= Task input =
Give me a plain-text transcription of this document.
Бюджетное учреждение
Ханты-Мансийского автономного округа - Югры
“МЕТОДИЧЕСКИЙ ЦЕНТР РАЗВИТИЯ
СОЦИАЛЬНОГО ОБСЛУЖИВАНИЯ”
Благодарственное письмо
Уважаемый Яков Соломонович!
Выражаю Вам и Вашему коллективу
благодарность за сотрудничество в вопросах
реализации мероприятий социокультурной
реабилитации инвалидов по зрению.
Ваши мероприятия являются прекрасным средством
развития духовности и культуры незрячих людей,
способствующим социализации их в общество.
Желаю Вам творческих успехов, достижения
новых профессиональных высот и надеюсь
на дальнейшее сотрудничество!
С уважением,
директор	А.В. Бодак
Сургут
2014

= Stated goal =
Print the listing above in full, exactly as it is.

= Full output =
Give me a plain-text transcription of this document.
Бюджетное учреждение
Ханты-Мансийского автономного округа - Югры
“МЕТОДИЧЕСКИЙ ЦЕНТР РАЗВИТИЯ
СОЦИАЛЬНОГО ОБСЛУЖИВАНИЯ”
Благодарственное письмо
Уважаемый Яков Соломонович!
Выражаю Вам и Вашему коллективу
благодарность за сотрудничество в вопросах
реализации мероприятий социокультурной
реабилитации инвалидов по зрению.
Ваши мероприятия являются прекрасным средством
развития духовности и культуры незрячих людей,
способствующим социализации их в общество.
Желаю Вам творческих успехов, достижения
новых профессиональных высот и надеюсь
на дальнейшее сотрудничество!
С уважением,
директор	А.В. Бодак
Сургут
2014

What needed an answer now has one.